[Items from a data source]
►

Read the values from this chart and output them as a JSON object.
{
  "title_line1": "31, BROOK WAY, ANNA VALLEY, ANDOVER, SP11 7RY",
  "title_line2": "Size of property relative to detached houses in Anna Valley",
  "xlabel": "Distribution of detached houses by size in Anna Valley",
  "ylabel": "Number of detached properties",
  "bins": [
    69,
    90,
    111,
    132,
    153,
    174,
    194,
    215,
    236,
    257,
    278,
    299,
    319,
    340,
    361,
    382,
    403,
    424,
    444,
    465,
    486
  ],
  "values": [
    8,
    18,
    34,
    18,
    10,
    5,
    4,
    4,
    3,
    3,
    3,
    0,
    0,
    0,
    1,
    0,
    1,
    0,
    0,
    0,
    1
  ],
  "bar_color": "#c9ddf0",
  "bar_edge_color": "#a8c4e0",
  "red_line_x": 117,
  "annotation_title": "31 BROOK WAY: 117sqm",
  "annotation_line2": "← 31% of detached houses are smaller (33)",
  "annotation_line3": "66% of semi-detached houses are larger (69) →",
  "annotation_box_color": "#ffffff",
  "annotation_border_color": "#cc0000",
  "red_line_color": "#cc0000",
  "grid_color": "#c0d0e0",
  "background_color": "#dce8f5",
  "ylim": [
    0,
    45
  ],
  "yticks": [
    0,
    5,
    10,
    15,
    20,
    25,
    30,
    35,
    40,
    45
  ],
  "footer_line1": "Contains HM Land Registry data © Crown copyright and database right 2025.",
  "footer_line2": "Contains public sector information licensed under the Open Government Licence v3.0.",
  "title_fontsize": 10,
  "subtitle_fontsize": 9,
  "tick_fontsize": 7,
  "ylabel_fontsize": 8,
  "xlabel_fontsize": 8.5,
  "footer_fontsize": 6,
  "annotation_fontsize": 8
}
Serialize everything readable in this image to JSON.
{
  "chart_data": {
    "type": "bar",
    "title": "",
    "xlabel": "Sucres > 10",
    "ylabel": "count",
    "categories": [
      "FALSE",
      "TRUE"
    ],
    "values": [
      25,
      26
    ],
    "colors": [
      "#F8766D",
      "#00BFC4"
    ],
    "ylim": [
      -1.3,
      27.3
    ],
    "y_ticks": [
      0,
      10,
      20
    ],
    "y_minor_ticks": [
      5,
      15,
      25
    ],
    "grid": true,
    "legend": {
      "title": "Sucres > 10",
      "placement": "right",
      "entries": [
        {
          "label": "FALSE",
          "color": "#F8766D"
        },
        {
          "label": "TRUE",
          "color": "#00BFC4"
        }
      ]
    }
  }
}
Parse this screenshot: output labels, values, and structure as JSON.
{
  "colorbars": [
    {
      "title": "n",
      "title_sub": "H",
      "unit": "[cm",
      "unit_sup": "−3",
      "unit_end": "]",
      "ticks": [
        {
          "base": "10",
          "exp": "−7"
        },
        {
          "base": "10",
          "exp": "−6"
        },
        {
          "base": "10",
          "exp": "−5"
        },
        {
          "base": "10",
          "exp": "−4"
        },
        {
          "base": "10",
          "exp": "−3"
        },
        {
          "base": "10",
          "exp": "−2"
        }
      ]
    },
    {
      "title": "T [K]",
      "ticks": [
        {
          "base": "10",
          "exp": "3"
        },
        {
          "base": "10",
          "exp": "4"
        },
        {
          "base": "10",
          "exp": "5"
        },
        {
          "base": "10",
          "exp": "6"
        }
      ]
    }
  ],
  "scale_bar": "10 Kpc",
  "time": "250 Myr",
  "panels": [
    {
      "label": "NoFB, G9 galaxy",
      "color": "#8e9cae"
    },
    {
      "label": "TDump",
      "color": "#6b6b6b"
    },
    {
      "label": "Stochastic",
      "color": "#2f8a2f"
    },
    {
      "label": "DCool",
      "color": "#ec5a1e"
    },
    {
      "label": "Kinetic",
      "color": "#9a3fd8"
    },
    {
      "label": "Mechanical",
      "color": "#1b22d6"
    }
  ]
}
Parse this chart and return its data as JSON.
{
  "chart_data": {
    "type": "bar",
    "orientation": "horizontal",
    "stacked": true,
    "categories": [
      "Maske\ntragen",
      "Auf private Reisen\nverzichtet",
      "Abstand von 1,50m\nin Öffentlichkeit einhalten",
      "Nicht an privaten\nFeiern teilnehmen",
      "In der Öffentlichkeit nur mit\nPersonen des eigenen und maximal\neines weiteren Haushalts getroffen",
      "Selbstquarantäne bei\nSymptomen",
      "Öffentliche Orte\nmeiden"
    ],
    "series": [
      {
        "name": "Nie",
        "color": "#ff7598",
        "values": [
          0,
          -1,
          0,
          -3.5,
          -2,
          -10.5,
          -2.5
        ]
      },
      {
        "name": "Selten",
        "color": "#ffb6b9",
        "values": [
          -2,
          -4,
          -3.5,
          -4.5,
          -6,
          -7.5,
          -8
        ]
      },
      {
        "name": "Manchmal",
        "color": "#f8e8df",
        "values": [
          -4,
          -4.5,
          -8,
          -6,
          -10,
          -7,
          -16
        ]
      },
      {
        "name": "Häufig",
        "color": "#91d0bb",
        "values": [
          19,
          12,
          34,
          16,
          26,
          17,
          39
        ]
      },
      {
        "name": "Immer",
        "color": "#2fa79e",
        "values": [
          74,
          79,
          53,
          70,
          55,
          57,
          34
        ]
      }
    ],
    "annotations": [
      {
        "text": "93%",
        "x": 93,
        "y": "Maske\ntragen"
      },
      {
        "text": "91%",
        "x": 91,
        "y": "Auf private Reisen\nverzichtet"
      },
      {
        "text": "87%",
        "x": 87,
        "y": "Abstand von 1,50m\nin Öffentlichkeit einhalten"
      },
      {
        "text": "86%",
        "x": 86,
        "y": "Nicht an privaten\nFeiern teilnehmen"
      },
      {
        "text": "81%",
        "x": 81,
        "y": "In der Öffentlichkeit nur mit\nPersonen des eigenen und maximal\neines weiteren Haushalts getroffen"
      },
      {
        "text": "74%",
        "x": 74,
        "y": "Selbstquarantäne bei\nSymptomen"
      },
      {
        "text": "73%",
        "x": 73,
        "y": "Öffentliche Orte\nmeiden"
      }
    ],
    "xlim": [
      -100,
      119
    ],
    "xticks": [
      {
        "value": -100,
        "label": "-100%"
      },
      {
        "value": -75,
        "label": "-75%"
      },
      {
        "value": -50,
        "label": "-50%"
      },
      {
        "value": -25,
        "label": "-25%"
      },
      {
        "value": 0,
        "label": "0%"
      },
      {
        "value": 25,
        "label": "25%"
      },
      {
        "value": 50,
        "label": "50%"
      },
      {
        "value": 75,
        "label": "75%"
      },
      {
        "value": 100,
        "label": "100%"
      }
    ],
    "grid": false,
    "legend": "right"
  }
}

◄

> **Written request**: Show each line in the entries that holds the string "nverzichtet".

> **Finished answer**:
      "Auf private Reisen\nverzichtet",
        "y": "Auf private Reisen\nverzichtet"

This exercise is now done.